_Directions_: Nothing may be dropped or altered: reproduce all the data.

+++

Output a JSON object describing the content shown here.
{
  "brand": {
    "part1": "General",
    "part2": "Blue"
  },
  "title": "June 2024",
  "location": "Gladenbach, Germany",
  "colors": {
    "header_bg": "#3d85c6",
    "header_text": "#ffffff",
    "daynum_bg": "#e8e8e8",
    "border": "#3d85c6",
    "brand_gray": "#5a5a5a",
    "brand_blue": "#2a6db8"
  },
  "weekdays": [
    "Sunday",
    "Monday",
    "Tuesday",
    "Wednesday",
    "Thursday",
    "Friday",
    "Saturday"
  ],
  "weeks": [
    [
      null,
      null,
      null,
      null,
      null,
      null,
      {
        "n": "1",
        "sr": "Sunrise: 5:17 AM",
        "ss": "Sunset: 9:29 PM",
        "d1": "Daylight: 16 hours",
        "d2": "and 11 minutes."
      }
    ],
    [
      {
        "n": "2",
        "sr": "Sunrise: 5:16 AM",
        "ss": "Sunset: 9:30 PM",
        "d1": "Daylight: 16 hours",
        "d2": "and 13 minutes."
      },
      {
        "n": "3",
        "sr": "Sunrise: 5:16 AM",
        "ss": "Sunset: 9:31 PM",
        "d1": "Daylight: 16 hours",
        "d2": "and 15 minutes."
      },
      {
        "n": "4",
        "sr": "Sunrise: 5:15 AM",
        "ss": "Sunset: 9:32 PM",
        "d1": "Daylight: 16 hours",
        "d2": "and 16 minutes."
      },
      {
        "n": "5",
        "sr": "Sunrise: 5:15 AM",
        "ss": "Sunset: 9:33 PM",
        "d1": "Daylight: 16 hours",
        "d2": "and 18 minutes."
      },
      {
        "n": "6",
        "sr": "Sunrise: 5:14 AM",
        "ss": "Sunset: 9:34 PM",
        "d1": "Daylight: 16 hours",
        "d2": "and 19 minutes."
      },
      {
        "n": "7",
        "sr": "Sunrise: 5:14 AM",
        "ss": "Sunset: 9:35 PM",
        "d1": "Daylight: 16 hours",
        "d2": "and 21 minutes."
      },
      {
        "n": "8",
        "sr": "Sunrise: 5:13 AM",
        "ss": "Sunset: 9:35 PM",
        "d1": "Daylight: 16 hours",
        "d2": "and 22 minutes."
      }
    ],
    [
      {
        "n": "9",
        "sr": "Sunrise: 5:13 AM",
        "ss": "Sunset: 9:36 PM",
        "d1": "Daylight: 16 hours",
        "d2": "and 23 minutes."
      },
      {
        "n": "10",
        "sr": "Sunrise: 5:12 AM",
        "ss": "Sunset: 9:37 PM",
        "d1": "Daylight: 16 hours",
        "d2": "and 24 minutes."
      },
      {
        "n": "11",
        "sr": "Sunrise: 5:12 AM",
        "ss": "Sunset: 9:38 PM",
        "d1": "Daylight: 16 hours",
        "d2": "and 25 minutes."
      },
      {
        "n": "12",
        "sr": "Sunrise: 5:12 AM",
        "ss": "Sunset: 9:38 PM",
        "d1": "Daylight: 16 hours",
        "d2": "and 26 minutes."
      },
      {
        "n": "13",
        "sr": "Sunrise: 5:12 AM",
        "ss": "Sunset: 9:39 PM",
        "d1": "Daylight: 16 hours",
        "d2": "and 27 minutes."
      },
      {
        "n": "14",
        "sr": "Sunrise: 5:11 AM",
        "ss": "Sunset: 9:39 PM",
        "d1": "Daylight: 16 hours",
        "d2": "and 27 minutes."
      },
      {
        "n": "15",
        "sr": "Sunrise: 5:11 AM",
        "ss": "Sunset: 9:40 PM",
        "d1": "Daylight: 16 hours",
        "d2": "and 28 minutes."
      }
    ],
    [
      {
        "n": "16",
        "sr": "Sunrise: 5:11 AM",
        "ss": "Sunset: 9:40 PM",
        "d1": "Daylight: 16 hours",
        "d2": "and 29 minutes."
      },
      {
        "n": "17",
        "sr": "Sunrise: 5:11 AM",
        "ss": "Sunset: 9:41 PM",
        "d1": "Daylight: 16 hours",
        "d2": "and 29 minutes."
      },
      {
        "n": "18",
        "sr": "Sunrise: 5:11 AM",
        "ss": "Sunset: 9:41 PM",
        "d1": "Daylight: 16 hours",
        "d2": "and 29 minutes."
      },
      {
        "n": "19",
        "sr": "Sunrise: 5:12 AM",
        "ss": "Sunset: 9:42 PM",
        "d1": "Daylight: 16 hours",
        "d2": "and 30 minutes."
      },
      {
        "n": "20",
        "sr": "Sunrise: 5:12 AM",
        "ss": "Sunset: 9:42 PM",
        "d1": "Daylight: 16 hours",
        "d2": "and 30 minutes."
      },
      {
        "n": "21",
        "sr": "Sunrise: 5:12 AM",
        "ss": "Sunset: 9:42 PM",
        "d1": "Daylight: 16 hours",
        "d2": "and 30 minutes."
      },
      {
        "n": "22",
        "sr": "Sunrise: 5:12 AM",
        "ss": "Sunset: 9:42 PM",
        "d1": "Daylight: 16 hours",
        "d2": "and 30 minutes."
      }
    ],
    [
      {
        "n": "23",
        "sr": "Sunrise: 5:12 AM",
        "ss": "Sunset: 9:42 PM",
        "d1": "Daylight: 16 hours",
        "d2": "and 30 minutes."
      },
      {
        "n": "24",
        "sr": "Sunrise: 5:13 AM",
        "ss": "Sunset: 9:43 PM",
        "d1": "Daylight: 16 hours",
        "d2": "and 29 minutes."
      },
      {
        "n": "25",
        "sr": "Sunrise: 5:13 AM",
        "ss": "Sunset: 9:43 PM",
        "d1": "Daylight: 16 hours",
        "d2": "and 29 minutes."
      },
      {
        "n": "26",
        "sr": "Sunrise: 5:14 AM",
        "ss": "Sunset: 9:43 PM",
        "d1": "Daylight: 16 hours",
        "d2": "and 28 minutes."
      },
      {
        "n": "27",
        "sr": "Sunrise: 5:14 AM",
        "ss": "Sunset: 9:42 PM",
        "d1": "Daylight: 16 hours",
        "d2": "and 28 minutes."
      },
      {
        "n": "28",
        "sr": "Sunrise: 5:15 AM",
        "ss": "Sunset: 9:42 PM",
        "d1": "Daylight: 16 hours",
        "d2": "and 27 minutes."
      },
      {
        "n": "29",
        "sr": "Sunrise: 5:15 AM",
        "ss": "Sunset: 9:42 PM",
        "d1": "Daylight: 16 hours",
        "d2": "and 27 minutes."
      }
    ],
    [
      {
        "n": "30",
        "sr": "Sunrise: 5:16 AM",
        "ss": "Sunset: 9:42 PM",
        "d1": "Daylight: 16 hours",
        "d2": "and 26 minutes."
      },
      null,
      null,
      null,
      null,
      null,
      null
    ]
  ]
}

+++

_Expected answer_:
Output a JSON object describing the content shown here.
{
  "brand": {
    "part1": "General",
    "part2": "Blue"
  },
  "title": "June 2024",
  "location": "Gladenbach, Germany",
  "colors": {
    "header_bg": "#3d85c6",
    "header_text": "#ffffff",
    "daynum_bg": "#e8e8e8",
    "border": "#3d85c6",
    "brand_gray": "#5a5a5a",
    "brand_blue": "#2a6db8"
  },
  "weekdays": [
    "Sunday",
    "Monday",
    "Tuesday",
    "Wednesday",
    "Thursday",
    "Friday",
    "Saturday"
  ],
  "weeks": [
    [
      null,
      null,
      null,
      null,
      null,
      null,
      {
        "n": "1",
        "sr": "Sunrise: 5:17 AM",
        "ss": "Sunset: 9:29 PM",
        "d1": "Daylight: 16 hours",
        "d2": "and 11 minutes."
      }
    ],
    [
      {
        "n": "2",
        "sr": "Sunrise: 5:16 AM",
        "ss": "Sunset: 9:30 PM",
        "d1": "Daylight: 16 hours",
        "d2": "and 13 minutes."
      },
      {
        "n": "3",
        "sr": "Sunrise: 5:16 AM",
        "ss": "Sunset: 9:31 PM",
        "d1": "Daylight: 16 hours",
        "d2": "and 15 minutes."
      },
      {
        "n": "4",
        "sr": "Sunrise: 5:15 AM",
        "ss": "Sunset: 9:32 PM",
        "d1": "Daylight: 16 hours",
        "d2": "and 16 minutes."
      },
      {
        "n": "5",
        "sr": "Sunrise: 5:15 AM",
        "ss": "Sunset: 9:33 PM",
        "d1": "Daylight: 16 hours",
        "d2": "and 18 minutes."
      },
      {
        "n": "6",
        "sr": "Sunrise: 5:14 AM",
        "ss": "Sunset: 9:34 PM",
        "d1": "Daylight: 16 hours",
        "d2": "and 19 minutes."
      },
      {
        "n": "7",
        "sr": "Sunrise: 5:14 AM",
        "ss": "Sunset: 9:35 PM",
        "d1": "Daylight: 16 hours",
        "d2": "and 21 minutes."
      },
      {
        "n": "8",
        "sr": "Sunrise: 5:13 AM",
        "ss": "Sunset: 9:35 PM",
        "d1": "Daylight: 16 hours",
        "d2": "and 22 minutes."
      }
    ],
    [
      {
        "n": "9",
        "sr": "Sunrise: 5:13 AM",
        "ss": "Sunset: 9:36 PM",
        "d1": "Daylight: 16 hours",
        "d2": "and 23 minutes."
      },
      {
        "n": "10",
        "sr": "Sunrise: 5:12 AM",
        "ss": "Sunset: 9:37 PM",
        "d1": "Daylight: 16 hours",
        "d2": "and 24 minutes."
      },
      {
        "n": "11",
        "sr": "Sunrise: 5:12 AM",
        "ss": "Sunset: 9:38 PM",
        "d1": "Daylight: 16 hours",
        "d2": "and 25 minutes."
      },
      {
        "n": "12",
        "sr": "Sunrise: 5:12 AM",
        "ss": "Sunset: 9:38 PM",
        "d1": "Daylight: 16 hours",
        "d2": "and 26 minutes."
      },
      {
        "n": "13",
        "sr": "Sunrise: 5:12 AM",
        "ss": "Sunset: 9:39 PM",
        "d1": "Daylight: 16 hours",
        "d2": "and 27 minutes."
      },
      {
        "n": "14",
        "sr": "Sunrise: 5:11 AM",
        "ss": "Sunset: 9:39 PM",
        "d1": "Daylight: 16 hours",
        "d2": "and 27 minutes."
      },
      {
        "n": "15",
        "sr": "Sunrise: 5:11 AM",
        "ss": "Sunset: 9:40 PM",
        "d1": "Daylight: 16 hours",
        "d2": "and 28 minutes."
      }
    ],
    [
      {
        "n": "16",
        "sr": "Sunrise: 5:11 AM",
        "ss": "Sunset: 9:40 PM",
        "d1": "Daylight: 16 hours",
        "d2": "and 29 minutes."
      },
      {
        "n": "17",
        "sr": "Sunrise: 5:11 AM",
        "ss": "Sunset: 9:41 PM",
        "d1": "Daylight: 16 hours",
        "d2": "and 29 minutes."
      },
      {
        "n": "18",
        "sr": "Sunrise: 5:11 AM",
        "ss": "Sunset: 9:41 PM",
        "d1": "Daylight: 16 hours",
        "d2": "and 29 minutes."
      },
      {
        "n": "19",
        "sr": "Sunrise: 5:12 AM",
        "ss": "Sunset: 9:42 PM",
        "d1": "Daylight: 16 hours",
        "d2": "and 30 minutes."
      },
      {
        "n": "20",
        "sr": "Sunrise: 5:12 AM",
        "ss": "Sunset: 9:42 PM",
        "d1": "Daylight: 16 hours",
        "d2": "and 30 minutes."
      },
      {
        "n": "21",
        "sr": "Sunrise: 5:12 AM",
        "ss": "Sunset: 9:42 PM",
        "d1": "Daylight: 16 hours",
        "d2": "and 30 minutes."
      },
      {
        "n": "22",
        "sr": "Sunrise: 5:12 AM",
        "ss": "Sunset: 9:42 PM",
        "d1": "Daylight: 16 hours",
        "d2": "and 30 minutes."
      }
    ],
    [
      {
        "n": "23",
        "sr": "Sunrise: 5:12 AM",
        "ss": "Sunset: 9:42 PM",
        "d1": "Daylight: 16 hours",
        "d2": "and 30 minutes."
      },
      {
        "n": "24",
        "sr": "Sunrise: 5:13 AM",
        "ss": "Sunset: 9:43 PM",
        "d1": "Daylight: 16 hours",
        "d2": "and 29 minutes."
      },
      {
        "n": "25",
        "sr": "Sunrise: 5:13 AM",
        "ss": "Sunset: 9:43 PM",
        "d1": "Daylight: 16 hours",
        "d2": "and 29 minutes."
      },
      {
        "n": "26",
        "sr": "Sunrise: 5:14 AM",
        "ss": "Sunset: 9:43 PM",
        "d1": "Daylight: 16 hours",
        "d2": "and 28 minutes."
      },
      {
        "n": "27",
        "sr": "Sunrise: 5:14 AM",
        "ss": "Sunset: 9:42 PM",
        "d1": "Daylight: 16 hours",
        "d2": "and 28 minutes."
      },
      {
        "n": "28",
        "sr": "Sunrise: 5:15 AM",
        "ss": "Sunset: 9:42 PM",
        "d1": "Daylight: 16 hours",
        "d2": "and 27 minutes."
      },
      {
        "n": "29",
        "sr": "Sunrise: 5:15 AM",
        "ss": "Sunset: 9:42 PM",
        "d1": "Daylight: 16 hours",
        "d2": "and 27 minutes."
      }
    ],
    [
      {
        "n": "30",
        "sr": "Sunrise: 5:16 AM",
        "ss": "Sunset: 9:42 PM",
        "d1": "Daylight: 16 hours",
        "d2": "and 26 minutes."
      },
      null,
      null,
      null,
      null,
      null,
      null
    ]
  ]
}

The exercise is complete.